◆ SUPPLIED TEXT ◆

◆ ◆ ◆ ◆ ◆ ◆ ◆

The Court will now address the question of the propriety of the requests contained in the Notice to Admit. Paragraphs 3 and 4 of the Notice to Admit read as follows;

3 . The defendants THE CITY OF NEW YORK, performed maintenance, repairs and or construction which created a patch in the public sidewalk directly adjacent to the grating(s) on the public sidewalk abutting the Municipal Building at 210 Joralemon Street, on the east side of Court Street, 92 feet South of the southeast corner of Court Street and Joralemon Street and 17 feet East of the easterly curb of Court Street, Brooklyn, New York located in the County of Kings, City and State of New York on or before October 30, 2006.

4. Defendant THE CITY OF NEW YORK had a special use of the sidewalk grating(s) and/or appurtenance directly adjacent to the public sidewalk abutting the Municipal Building at 210 Joralemon Street, on the east side of Court Street, 92 feet South of the southeast corner of Court Street and Joralemon Street and 17 feet East of the easterly curb of Court Street, Brooklyn, New York located in the County of Kings, City and State of New York on and for at least ten (10) years before October 30, 2006.

CPLR § 3123(a) in pertinent part states;

a) Notice to admit: . . . At any time after service of the answer, a party. . . . . . . . . . . . . . may serve upon any other party a written request for admission by the latter of the genuineness of any papers or documents, or the correctness or fairness of representation of any photographs, described in and served with the request, or of the truth of any matters of fact set forth in the request, as to which the party requesting the admission reasonably believes there can be no substantial dispute at the trial and which are within the knowledge of such other party or can be ascertained by him upon reasonable inquiry.

A Notice to Admit is meant to eliminate from litigation the matters which will not be in dispute at trial. ( DeSilva v Rosenberg, 236 AD2d 508 [2d Dept 1997]) A Notice to Admit that goes to the heart of matters at issue is improper, ( DeSilva v Rosenberg, 236 AD2d 508, [ 2d Dept 1997], Kalabovic v Fort Place Coop, 159 AD2d 609, [ 2d Dept 1990], Batchie v Travelers Ins. Co., 110 AD2d 864 [ 2d Dept 1985].) It is not intended to request "admission of material issues or ultimate conclusory facts" which can only be made after a full and complete trial. ( Villa v New York City Hous. Auth., 107 AD2d 619, [ 1st Dept 1985]).

Plaintiff first argues that paragraphs 3 and 4 of the Notice to Admit are requests to have the City admit that they performed a "specific action", citing Rosenfeld v Vorsanger , 5 AD3d 462 (2d Dept 2004) and Watson by Watson v City of New York, 178 AD2d 126 [1st Dept 1991] . The Court finds that in Rosenfeld there was a request to acknowledge that a specific document had been faxed and is altogether different from asking the City to admit they maintained, repaired, did construction at, managed, controlled and had a special use of a sidewalk. Equally inapplicable is the Watson case as the Notice to Admit in that case involved the ownership of an apartment and a deed relating to said ownership of the property, which is clearly distinguishable from issues concerning "maintenance, repairs or construction which created a patch" on a sidewalk.

◆ ◆ ◆ ◆ ◆ ◆ ◆

◆ DATA LINES ◆
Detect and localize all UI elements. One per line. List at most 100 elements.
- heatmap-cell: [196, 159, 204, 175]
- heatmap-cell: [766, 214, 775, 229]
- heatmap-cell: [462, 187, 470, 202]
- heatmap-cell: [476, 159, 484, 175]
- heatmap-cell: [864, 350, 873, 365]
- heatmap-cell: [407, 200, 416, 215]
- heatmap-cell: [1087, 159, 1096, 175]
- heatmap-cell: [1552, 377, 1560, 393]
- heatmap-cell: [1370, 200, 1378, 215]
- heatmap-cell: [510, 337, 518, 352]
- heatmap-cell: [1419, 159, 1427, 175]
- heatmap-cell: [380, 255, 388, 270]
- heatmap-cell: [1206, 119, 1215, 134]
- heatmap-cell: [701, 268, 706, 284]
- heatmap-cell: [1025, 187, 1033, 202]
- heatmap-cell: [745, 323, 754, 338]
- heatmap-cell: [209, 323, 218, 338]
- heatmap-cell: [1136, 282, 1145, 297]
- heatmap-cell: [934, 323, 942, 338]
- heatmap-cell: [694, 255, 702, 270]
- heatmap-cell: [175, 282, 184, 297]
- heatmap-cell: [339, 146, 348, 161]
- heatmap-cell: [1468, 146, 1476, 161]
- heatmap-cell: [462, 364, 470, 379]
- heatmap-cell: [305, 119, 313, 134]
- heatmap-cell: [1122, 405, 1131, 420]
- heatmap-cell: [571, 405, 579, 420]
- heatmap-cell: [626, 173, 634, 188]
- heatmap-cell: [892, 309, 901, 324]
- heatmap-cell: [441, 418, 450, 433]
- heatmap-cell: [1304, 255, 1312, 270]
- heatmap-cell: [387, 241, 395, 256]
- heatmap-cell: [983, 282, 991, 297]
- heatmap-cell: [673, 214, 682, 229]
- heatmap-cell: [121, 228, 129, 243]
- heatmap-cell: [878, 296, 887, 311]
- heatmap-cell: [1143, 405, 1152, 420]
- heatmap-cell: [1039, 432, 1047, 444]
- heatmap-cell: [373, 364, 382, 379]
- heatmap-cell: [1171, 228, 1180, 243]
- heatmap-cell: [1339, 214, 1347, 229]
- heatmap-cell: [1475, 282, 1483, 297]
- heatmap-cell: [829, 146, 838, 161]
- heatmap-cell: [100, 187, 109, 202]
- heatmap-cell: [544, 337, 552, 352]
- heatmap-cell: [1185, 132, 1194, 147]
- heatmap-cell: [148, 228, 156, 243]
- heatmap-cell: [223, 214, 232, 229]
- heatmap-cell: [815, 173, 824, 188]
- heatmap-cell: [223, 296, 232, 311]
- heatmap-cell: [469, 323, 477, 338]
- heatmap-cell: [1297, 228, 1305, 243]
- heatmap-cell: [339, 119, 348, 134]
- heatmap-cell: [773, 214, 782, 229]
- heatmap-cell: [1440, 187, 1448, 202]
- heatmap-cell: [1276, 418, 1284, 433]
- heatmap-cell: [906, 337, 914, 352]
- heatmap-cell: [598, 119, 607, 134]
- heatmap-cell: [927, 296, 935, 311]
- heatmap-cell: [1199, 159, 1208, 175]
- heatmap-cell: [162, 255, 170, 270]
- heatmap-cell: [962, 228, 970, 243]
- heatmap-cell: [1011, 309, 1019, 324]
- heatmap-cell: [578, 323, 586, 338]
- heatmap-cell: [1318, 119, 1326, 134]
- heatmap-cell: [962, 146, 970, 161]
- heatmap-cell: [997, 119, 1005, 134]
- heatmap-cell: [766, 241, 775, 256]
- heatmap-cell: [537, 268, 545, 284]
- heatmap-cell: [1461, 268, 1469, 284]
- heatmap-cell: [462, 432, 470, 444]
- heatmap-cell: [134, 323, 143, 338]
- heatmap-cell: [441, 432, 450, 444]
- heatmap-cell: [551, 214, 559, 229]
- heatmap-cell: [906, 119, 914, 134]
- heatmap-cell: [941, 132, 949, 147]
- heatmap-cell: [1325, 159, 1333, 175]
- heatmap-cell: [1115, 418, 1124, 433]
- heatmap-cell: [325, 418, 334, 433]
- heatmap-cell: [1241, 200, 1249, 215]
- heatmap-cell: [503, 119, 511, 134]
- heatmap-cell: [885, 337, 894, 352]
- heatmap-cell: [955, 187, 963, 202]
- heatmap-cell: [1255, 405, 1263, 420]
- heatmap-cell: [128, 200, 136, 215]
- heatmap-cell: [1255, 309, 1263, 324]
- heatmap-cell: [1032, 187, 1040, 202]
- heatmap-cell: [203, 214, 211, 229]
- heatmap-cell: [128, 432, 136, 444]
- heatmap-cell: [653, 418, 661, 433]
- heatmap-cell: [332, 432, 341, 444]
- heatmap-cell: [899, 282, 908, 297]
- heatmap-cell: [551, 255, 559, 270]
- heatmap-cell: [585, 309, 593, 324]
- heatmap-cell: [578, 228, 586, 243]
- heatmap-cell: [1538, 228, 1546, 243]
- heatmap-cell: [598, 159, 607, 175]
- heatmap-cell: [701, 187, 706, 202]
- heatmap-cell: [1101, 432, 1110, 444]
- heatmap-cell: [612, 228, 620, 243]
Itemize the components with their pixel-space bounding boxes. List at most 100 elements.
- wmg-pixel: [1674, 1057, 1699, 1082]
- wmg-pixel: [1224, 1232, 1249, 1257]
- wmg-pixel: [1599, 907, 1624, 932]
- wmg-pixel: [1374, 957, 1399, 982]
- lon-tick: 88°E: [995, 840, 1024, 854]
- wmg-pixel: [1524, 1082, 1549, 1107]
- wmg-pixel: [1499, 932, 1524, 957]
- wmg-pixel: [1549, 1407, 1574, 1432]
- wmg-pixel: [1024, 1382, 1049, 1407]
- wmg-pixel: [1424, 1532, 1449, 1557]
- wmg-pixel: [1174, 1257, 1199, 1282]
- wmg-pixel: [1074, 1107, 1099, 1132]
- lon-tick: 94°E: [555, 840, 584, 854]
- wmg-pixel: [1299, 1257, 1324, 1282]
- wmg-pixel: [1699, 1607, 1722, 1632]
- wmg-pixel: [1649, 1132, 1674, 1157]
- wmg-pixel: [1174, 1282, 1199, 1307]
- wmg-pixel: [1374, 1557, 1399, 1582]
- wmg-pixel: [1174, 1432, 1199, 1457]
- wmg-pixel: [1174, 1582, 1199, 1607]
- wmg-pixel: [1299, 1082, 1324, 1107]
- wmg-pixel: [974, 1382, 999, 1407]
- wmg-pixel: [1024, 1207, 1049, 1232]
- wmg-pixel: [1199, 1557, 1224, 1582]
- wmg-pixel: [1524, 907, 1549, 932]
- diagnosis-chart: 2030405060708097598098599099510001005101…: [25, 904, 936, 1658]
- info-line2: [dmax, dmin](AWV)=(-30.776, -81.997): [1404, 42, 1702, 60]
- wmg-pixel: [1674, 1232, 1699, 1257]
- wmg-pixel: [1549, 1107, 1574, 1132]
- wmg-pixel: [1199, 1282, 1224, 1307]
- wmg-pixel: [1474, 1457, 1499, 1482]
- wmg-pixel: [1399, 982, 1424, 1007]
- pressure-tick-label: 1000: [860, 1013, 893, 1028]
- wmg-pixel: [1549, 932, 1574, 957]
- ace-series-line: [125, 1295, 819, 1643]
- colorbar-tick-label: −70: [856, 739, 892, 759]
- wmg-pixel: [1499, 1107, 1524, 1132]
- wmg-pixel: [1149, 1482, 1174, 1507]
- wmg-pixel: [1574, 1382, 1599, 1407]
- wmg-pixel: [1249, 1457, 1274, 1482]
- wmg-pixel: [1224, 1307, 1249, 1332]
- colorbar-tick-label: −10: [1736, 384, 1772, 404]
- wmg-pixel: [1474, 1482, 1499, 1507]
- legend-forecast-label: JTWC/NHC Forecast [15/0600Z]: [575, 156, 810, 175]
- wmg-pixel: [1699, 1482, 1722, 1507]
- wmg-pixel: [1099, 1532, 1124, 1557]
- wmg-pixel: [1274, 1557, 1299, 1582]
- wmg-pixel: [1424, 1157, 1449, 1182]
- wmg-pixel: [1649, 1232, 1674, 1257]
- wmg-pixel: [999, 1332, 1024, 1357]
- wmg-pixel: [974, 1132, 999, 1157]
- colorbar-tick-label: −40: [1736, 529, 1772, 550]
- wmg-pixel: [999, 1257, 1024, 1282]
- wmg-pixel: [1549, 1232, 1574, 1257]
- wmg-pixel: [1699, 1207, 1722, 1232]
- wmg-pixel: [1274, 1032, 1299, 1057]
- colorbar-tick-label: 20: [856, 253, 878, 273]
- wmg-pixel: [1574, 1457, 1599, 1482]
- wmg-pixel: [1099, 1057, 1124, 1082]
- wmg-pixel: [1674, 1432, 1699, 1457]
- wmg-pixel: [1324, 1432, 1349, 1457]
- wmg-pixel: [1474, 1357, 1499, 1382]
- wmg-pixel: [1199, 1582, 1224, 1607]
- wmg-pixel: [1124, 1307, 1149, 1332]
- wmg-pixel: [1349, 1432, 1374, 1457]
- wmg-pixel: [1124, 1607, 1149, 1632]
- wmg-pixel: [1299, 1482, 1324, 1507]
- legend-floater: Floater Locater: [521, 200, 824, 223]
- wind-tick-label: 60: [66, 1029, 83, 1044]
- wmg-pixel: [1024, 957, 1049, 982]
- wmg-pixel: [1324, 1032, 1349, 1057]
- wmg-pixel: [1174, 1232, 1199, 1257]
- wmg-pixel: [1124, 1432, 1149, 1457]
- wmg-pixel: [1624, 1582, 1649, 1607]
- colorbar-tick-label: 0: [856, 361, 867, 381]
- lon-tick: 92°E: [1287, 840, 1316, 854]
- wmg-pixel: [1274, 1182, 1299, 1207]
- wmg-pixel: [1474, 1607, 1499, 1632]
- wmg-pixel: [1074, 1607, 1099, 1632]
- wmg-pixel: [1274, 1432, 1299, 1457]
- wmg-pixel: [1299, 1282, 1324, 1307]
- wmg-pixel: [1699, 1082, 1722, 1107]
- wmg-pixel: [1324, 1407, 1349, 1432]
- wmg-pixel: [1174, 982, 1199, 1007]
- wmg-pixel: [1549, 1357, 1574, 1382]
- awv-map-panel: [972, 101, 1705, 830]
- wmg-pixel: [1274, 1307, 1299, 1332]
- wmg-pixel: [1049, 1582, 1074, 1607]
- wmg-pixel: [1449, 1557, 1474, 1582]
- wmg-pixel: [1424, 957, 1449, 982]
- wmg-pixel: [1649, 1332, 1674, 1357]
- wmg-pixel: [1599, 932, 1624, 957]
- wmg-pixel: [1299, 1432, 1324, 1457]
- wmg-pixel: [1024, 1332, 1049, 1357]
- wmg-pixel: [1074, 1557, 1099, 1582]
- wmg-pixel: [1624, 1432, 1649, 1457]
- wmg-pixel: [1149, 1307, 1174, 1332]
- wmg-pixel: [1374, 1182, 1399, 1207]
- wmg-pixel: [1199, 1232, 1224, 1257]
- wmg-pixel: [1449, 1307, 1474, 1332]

◆ ◆ ◆ ◆ ◆ ◆ ◆

◆ EXERCISE REQUIREMENTS ◆
1. In the ruling excerpt, rewrite the part between "A Notice to Admit is" and "1st Dept 1985]).", inclusive, replacing "litigation" with "the lawsuit".
2. According to the ruling excerpt, which case holds that a Notice to Admit is not intended to request "admission of material issues or ultimate conclusory facts"?

◆ ANSWERS TO THE TASKS ◆
1.
A Notice to Admit is meant to eliminate from the lawsuit the matters which will not be in dispute at trial. ( DeSilva v Rosenberg, 236 AD2d 508 [2d Dept 1997]) A Notice to Admit that goes to the heart of matters at issue is improper, ( DeSilva v Rosenberg, 236 AD2d 508, [ 2d Dept 1997], Kalabovic v Fort Place Coop, 159 AD2d 609, [ 2d Dept 1990], Batchie v Travelers Ins. Co., 110 AD2d 864 [ 2d Dept 1985].) It is not intended to request "admission of material issues or ultimate conclusory facts" which can only be made after a full and complete trial. ( Villa v New York City Hous. Auth., 107 AD2d 619, [ 1st Dept 1985]).

2. Villa v New York City Hous. Auth., 107 AD2d 619 (1st Dept 1985).